===== Recorded data

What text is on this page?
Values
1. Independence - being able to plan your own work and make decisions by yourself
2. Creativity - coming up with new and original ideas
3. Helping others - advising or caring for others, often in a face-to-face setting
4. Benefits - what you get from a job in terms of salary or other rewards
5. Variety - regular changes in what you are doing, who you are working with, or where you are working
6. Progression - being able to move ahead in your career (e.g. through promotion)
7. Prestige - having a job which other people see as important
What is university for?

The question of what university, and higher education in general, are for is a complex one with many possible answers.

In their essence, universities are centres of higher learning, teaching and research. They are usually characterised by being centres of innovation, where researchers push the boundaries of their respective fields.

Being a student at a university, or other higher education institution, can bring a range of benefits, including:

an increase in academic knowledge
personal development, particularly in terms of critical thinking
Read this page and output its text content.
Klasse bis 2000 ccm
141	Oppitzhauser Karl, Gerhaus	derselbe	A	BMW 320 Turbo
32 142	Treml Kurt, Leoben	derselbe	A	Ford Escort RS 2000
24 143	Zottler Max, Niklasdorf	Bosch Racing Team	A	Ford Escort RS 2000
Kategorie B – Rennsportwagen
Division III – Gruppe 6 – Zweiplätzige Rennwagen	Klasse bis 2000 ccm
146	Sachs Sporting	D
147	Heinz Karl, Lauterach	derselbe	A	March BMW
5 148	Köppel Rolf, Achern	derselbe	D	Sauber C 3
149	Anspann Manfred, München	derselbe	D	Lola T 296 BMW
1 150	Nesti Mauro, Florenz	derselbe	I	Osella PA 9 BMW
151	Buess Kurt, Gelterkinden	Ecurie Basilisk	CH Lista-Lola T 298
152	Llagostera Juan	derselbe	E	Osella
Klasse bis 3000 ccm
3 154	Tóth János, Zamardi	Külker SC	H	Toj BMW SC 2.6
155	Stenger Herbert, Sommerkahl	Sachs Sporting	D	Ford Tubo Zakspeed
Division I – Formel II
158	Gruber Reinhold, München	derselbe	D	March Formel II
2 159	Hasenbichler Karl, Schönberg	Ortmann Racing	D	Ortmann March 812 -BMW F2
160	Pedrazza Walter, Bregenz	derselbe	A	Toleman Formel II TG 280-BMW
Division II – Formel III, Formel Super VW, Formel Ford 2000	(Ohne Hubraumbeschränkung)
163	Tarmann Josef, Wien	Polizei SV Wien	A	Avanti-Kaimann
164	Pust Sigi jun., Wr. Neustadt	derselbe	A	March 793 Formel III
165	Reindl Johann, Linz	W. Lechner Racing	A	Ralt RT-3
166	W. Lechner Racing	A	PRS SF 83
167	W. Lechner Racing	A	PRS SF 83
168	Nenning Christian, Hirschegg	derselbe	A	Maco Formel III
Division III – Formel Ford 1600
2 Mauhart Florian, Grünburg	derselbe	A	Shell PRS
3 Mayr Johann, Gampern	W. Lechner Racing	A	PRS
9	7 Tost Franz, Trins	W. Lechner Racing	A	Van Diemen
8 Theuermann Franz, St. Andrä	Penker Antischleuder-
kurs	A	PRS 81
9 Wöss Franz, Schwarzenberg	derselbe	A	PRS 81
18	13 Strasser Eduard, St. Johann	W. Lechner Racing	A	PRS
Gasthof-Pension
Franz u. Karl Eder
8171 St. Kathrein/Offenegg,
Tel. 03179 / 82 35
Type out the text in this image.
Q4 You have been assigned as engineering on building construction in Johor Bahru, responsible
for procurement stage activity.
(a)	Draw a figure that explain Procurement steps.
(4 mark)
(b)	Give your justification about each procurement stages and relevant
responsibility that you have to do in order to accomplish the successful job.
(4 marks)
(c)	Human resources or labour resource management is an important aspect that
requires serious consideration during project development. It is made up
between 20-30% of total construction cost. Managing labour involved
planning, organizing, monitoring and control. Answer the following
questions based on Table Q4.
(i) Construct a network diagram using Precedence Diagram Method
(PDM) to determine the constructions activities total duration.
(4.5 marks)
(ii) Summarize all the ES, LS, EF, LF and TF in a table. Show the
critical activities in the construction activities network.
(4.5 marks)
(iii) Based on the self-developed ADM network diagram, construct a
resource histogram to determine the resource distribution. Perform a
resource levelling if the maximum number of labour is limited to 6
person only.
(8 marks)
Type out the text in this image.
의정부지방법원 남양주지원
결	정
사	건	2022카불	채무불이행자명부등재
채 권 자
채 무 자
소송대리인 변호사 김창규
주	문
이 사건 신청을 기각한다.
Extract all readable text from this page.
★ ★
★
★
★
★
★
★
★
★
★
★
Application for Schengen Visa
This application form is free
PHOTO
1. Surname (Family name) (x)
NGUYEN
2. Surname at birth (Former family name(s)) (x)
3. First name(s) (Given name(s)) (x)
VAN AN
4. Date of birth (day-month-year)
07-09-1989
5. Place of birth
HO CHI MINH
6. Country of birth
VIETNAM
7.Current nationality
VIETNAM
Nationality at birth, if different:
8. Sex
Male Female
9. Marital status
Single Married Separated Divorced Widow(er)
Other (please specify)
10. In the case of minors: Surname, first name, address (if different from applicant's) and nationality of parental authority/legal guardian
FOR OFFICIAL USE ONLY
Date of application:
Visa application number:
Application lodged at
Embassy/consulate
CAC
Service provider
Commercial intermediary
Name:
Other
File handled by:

==========

● Set exercise:
Copy every line in the records above that contains the word "March".

● Exercise answer:
147	Heinz Karl, Lauterach	derselbe	A	March BMW
158	Gruber Reinhold, München	derselbe	D	March Formel II
2 159	Hasenbichler Karl, Schönberg	Ortmann Racing	D	Ortmann March 812 -BMW F2
164	Pust Sigi jun., Wr. Neustadt	derselbe	A	March 793 Formel III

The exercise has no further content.